● Layout region records
==========

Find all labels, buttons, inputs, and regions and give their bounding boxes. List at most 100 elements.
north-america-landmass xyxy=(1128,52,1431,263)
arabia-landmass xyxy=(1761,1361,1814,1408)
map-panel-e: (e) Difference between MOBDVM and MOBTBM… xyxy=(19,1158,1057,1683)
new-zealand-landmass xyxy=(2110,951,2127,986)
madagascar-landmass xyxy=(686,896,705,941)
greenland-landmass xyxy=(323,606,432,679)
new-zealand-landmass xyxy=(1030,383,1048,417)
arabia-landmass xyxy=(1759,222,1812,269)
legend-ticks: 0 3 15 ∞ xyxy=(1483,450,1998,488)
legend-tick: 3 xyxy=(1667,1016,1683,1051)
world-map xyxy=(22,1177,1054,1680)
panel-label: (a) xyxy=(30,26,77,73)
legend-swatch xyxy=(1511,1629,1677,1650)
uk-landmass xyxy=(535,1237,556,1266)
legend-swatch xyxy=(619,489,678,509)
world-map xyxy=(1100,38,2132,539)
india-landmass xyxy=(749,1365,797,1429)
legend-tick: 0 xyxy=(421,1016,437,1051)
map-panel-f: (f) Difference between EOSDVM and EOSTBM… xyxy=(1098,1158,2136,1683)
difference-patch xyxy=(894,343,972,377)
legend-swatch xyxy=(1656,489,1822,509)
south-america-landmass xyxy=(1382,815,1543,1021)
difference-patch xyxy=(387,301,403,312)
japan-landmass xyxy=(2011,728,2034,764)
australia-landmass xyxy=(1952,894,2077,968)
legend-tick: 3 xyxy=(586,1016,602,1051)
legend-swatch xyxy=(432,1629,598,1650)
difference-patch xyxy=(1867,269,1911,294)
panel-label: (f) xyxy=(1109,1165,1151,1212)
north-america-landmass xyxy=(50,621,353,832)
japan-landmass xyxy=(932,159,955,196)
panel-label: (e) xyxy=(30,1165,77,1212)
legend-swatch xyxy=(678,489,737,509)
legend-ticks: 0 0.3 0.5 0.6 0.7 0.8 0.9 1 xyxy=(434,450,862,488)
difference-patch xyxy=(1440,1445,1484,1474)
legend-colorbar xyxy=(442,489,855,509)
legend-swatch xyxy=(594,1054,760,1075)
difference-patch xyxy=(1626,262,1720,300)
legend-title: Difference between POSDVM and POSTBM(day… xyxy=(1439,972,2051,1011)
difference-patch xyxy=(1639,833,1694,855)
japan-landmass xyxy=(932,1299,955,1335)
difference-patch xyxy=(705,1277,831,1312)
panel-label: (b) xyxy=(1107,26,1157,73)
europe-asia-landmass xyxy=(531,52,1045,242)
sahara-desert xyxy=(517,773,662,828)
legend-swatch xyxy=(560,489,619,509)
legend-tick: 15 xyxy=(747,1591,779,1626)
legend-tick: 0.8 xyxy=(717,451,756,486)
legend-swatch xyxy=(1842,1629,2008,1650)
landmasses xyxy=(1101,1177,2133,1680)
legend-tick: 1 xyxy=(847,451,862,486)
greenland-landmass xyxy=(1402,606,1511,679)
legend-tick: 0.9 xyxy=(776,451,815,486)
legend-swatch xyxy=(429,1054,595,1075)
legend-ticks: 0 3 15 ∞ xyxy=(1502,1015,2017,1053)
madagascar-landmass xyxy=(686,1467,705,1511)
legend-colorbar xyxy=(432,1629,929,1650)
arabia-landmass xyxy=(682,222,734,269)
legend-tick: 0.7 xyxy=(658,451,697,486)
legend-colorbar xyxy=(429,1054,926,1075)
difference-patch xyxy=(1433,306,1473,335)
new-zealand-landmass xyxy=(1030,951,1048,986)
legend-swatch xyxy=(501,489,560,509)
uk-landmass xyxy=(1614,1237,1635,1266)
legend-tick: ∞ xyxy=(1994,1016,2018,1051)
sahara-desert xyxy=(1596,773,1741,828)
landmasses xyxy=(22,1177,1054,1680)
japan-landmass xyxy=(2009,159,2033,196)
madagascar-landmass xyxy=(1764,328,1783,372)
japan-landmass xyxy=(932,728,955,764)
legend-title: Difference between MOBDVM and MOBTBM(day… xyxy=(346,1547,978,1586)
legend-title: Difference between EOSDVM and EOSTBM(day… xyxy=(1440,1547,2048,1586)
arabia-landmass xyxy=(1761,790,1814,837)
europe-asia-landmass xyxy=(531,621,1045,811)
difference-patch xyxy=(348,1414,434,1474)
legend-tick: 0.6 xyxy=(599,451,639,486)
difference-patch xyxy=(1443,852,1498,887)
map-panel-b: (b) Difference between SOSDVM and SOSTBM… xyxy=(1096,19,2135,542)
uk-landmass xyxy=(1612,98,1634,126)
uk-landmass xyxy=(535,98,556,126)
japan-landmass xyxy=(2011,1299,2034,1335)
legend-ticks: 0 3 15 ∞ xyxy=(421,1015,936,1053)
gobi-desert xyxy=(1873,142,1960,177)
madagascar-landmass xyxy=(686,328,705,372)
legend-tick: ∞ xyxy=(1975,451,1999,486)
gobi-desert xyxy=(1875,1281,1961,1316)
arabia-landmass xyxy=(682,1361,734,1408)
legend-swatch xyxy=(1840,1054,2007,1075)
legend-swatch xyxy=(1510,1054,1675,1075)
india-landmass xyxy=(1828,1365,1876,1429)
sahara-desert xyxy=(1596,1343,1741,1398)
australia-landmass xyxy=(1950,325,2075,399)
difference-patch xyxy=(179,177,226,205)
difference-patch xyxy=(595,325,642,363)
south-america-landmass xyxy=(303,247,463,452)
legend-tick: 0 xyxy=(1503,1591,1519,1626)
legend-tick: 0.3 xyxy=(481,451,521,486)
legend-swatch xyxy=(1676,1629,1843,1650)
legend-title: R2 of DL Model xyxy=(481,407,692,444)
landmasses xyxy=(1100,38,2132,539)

==========

● CHALLENGE
Render the material as a numbered list, starting from its first line and ending with the line that contains "legend-tick: 15 xyxy=(747,1591,779,1626)", both included. Leave out blank lines.

● FINAL RESULT
1. Find all labels, buttons, inputs, and regions and give their bounding boxes. List at most 100 elements.
2. north-america-landmass xyxy=(1128,52,1431,263)
3. arabia-landmass xyxy=(1761,1361,1814,1408)
4. map-panel-e: (e) Difference between MOBDVM and MOBTBM… xyxy=(19,1158,1057,1683)
5. new-zealand-landmass xyxy=(2110,951,2127,986)
6. madagascar-landmass xyxy=(686,896,705,941)
7. greenland-landmass xyxy=(323,606,432,679)
8. new-zealand-landmass xyxy=(1030,383,1048,417)
9. arabia-landmass xyxy=(1759,222,1812,269)
10. legend-ticks: 0 3 15 ∞ xyxy=(1483,450,1998,488)
11. legend-tick: 3 xyxy=(1667,1016,1683,1051)
12. world-map xyxy=(22,1177,1054,1680)
13. panel-label: (a) xyxy=(30,26,77,73)
14. legend-swatch xyxy=(1511,1629,1677,1650)
15. uk-landmass xyxy=(535,1237,556,1266)
16. legend-swatch xyxy=(619,489,678,509)
17. world-map xyxy=(1100,38,2132,539)
18. india-landmass xyxy=(749,1365,797,1429)
19. legend-tick: 0 xyxy=(421,1016,437,1051)
20. map-panel-f: (f) Difference between EOSDVM and EOSTBM… xyxy=(1098,1158,2136,1683)
21. difference-patch xyxy=(894,343,972,377)
22. legend-swatch xyxy=(1656,489,1822,509)
23. south-america-landmass xyxy=(1382,815,1543,1021)
24. difference-patch xyxy=(387,301,403,312)
25. japan-landmass xyxy=(2011,728,2034,764)
26. australia-landmass xyxy=(1952,894,2077,968)
27. legend-tick: 3 xyxy=(586,1016,602,1051)
28. legend-swatch xyxy=(432,1629,598,1650)
29. difference-patch xyxy=(1867,269,1911,294)
30. panel-label: (f) xyxy=(1109,1165,1151,1212)
31. north-america-landmass xyxy=(50,621,353,832)
32. japan-landmass xyxy=(932,159,955,196)
33. panel-label: (e) xyxy=(30,1165,77,1212)
34. legend-swatch xyxy=(678,489,737,509)
35. legend-ticks: 0 0.3 0.5 0.6 0.7 0.8 0.9 1 xyxy=(434,450,862,488)
36. difference-patch xyxy=(1440,1445,1484,1474)
37. legend-colorbar xyxy=(442,489,855,509)
38. legend-swatch xyxy=(594,1054,760,1075)
39. difference-patch xyxy=(1626,262,1720,300)
40. legend-title: Difference between POSDVM and POSTBM(day… xyxy=(1439,972,2051,1011)
41. difference-patch xyxy=(1639,833,1694,855)
42. japan-landmass xyxy=(932,1299,955,1335)
43. difference-patch xyxy=(705,1277,831,1312)
44. panel-label: (b) xyxy=(1107,26,1157,73)
45. europe-asia-landmass xyxy=(531,52,1045,242)
46. sahara-desert xyxy=(517,773,662,828)
47. legend-swatch xyxy=(560,489,619,509)
48. legend-tick: 15 xyxy=(747,1591,779,1626)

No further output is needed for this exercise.